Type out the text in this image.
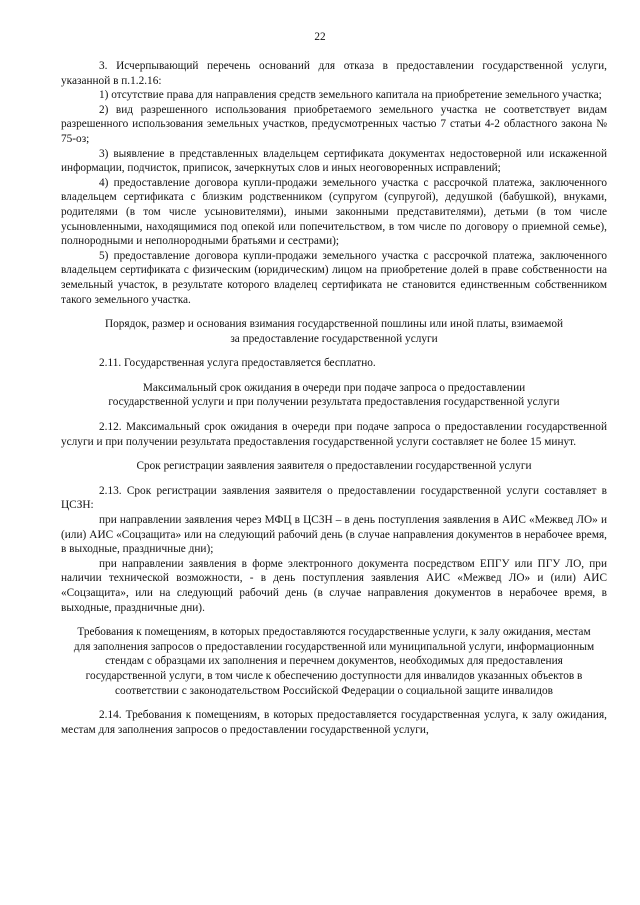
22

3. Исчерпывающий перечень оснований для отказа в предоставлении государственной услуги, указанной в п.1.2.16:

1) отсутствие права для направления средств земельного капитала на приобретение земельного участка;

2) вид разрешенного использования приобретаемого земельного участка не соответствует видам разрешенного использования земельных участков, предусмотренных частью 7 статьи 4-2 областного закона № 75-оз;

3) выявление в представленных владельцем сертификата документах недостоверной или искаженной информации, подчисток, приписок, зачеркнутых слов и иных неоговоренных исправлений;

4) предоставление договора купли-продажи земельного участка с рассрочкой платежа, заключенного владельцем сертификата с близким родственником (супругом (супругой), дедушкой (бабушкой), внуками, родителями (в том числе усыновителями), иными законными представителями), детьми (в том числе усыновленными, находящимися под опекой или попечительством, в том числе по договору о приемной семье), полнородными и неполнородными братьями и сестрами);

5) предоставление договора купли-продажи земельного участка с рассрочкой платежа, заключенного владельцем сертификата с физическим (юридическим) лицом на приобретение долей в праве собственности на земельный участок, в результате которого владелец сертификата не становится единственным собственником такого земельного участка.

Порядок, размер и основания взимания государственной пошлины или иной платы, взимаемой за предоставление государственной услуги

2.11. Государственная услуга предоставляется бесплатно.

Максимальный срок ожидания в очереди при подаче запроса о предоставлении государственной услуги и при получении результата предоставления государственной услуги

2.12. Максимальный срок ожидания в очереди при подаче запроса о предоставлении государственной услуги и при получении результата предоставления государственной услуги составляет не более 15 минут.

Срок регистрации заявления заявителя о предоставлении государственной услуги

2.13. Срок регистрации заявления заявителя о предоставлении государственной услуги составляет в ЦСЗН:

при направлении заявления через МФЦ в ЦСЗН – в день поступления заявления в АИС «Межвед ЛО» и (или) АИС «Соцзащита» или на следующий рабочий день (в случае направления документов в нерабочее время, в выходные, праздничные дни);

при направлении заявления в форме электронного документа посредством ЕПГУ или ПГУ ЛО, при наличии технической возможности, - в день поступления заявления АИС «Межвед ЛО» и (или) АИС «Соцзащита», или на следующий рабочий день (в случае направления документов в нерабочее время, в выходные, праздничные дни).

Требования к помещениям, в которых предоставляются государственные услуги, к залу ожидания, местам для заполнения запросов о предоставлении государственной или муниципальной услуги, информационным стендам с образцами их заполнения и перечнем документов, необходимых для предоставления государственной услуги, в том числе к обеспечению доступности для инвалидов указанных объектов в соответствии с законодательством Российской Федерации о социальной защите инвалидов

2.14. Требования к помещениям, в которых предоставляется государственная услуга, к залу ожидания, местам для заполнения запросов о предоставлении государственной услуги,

★ ★ ★

• **INSTRUCTIONS TO FOLLOW**
Search the entries for the word "заявителя", then gather every line that has it.

• **EXERCISE OUTPUT**
Срок регистрации заявления заявителя о предоставлении государственной услуги
2.13. Срок регистрации заявления заявителя о предоставлении государственной услуги составляет в ЦСЗН:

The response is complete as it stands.